* start RECORDS FOR THIS EXERCISE *

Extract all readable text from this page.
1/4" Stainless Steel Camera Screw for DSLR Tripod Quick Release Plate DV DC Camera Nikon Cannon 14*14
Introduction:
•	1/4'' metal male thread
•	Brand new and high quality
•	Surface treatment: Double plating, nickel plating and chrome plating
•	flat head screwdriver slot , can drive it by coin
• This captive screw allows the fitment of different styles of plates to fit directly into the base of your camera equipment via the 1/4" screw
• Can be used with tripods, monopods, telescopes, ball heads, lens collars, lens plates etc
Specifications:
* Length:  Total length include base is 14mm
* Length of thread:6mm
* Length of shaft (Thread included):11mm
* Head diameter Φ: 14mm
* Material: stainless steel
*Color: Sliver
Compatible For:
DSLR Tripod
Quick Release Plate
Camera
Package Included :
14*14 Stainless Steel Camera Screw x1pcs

* end RECORDS FOR THIS EXERCISE *

DIRECTIVE:
Retype each record exactly, leaving nothing out.

TASK SOLUTION:
Extract all readable text from this page.
1/4" Stainless Steel Camera Screw for DSLR Tripod Quick Release Plate DV DC Camera Nikon Cannon 14*14
Introduction:
•	1/4'' metal male thread
•	Brand new and high quality
•	Surface treatment: Double plating, nickel plating and chrome plating
•	flat head screwdriver slot , can drive it by coin
• This captive screw allows the fitment of different styles of plates to fit directly into the base of your camera equipment via the 1/4" screw
• Can be used with tripods, monopods, telescopes, ball heads, lens collars, lens plates etc
Specifications:
* Length:  Total length include base is 14mm
* Length of thread:6mm
* Length of shaft (Thread included):11mm
* Head diameter Φ: 14mm
* Material: stainless steel
*Color: Sliver
Compatible For:
DSLR Tripod
Quick Release Plate
Camera
Package Included :
14*14 Stainless Steel Camera Screw x1pcs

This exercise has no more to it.